[TO BE DONE]:
Each entry below must be repeated word for word.

[PROVIDED DATA]:
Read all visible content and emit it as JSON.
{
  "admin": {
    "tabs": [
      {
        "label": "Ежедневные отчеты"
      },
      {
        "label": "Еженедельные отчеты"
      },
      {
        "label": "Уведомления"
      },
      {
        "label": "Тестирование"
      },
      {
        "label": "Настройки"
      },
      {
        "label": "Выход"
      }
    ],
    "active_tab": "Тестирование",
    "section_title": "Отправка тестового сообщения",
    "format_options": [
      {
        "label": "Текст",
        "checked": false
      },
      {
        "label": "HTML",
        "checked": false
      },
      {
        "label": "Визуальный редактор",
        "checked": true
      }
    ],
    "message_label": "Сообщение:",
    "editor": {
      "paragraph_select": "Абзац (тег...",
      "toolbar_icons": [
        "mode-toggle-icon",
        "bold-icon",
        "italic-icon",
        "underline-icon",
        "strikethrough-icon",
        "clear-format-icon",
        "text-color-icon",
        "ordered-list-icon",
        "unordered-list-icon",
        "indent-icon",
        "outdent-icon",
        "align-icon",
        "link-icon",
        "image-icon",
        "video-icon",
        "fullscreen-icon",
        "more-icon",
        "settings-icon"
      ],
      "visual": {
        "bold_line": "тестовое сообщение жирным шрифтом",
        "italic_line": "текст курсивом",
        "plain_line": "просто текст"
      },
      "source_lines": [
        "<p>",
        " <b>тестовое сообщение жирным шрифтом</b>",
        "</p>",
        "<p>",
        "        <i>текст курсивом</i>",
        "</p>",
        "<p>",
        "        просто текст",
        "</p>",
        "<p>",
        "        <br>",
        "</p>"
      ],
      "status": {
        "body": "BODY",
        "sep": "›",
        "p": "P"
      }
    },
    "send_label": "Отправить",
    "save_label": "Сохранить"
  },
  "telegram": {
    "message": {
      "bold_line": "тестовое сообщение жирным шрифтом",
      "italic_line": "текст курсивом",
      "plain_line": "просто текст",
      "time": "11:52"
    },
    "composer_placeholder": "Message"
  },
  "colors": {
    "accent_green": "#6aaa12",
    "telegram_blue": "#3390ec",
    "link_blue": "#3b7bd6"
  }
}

[WRITTEN ANSWER]:
Read all visible content and emit it as JSON.
{
  "admin": {
    "tabs": [
      {
        "label": "Ежедневные отчеты"
      },
      {
        "label": "Еженедельные отчеты"
      },
      {
        "label": "Уведомления"
      },
      {
        "label": "Тестирование"
      },
      {
        "label": "Настройки"
      },
      {
        "label": "Выход"
      }
    ],
    "active_tab": "Тестирование",
    "section_title": "Отправка тестового сообщения",
    "format_options": [
      {
        "label": "Текст",
        "checked": false
      },
      {
        "label": "HTML",
        "checked": false
      },
      {
        "label": "Визуальный редактор",
        "checked": true
      }
    ],
    "message_label": "Сообщение:",
    "editor": {
      "paragraph_select": "Абзац (тег...",
      "toolbar_icons": [
        "mode-toggle-icon",
        "bold-icon",
        "italic-icon",
        "underline-icon",
        "strikethrough-icon",
        "clear-format-icon",
        "text-color-icon",
        "ordered-list-icon",
        "unordered-list-icon",
        "indent-icon",
        "outdent-icon",
        "align-icon",
        "link-icon",
        "image-icon",
        "video-icon",
        "fullscreen-icon",
        "more-icon",
        "settings-icon"
      ],
      "visual": {
        "bold_line": "тестовое сообщение жирным шрифтом",
        "italic_line": "текст курсивом",
        "plain_line": "просто текст"
      },
      "source_lines": [
        "<p>",
        " <b>тестовое сообщение жирным шрифтом</b>",
        "</p>",
        "<p>",
        "        <i>текст курсивом</i>",
        "</p>",
        "<p>",
        "        просто текст",
        "</p>",
        "<p>",
        "        <br>",
        "</p>"
      ],
      "status": {
        "body": "BODY",
        "sep": "›",
        "p": "P"
      }
    },
    "send_label": "Отправить",
    "save_label": "Сохранить"
  },
  "telegram": {
    "message": {
      "bold_line": "тестовое сообщение жирным шрифтом",
      "italic_line": "текст курсивом",
      "plain_line": "просто текст",
      "time": "11:52"
    },
    "composer_placeholder": "Message"
  },
  "colors": {
    "accent_green": "#6aaa12",
    "telegram_blue": "#3390ec",
    "link_blue": "#3b7bd6"
  }
}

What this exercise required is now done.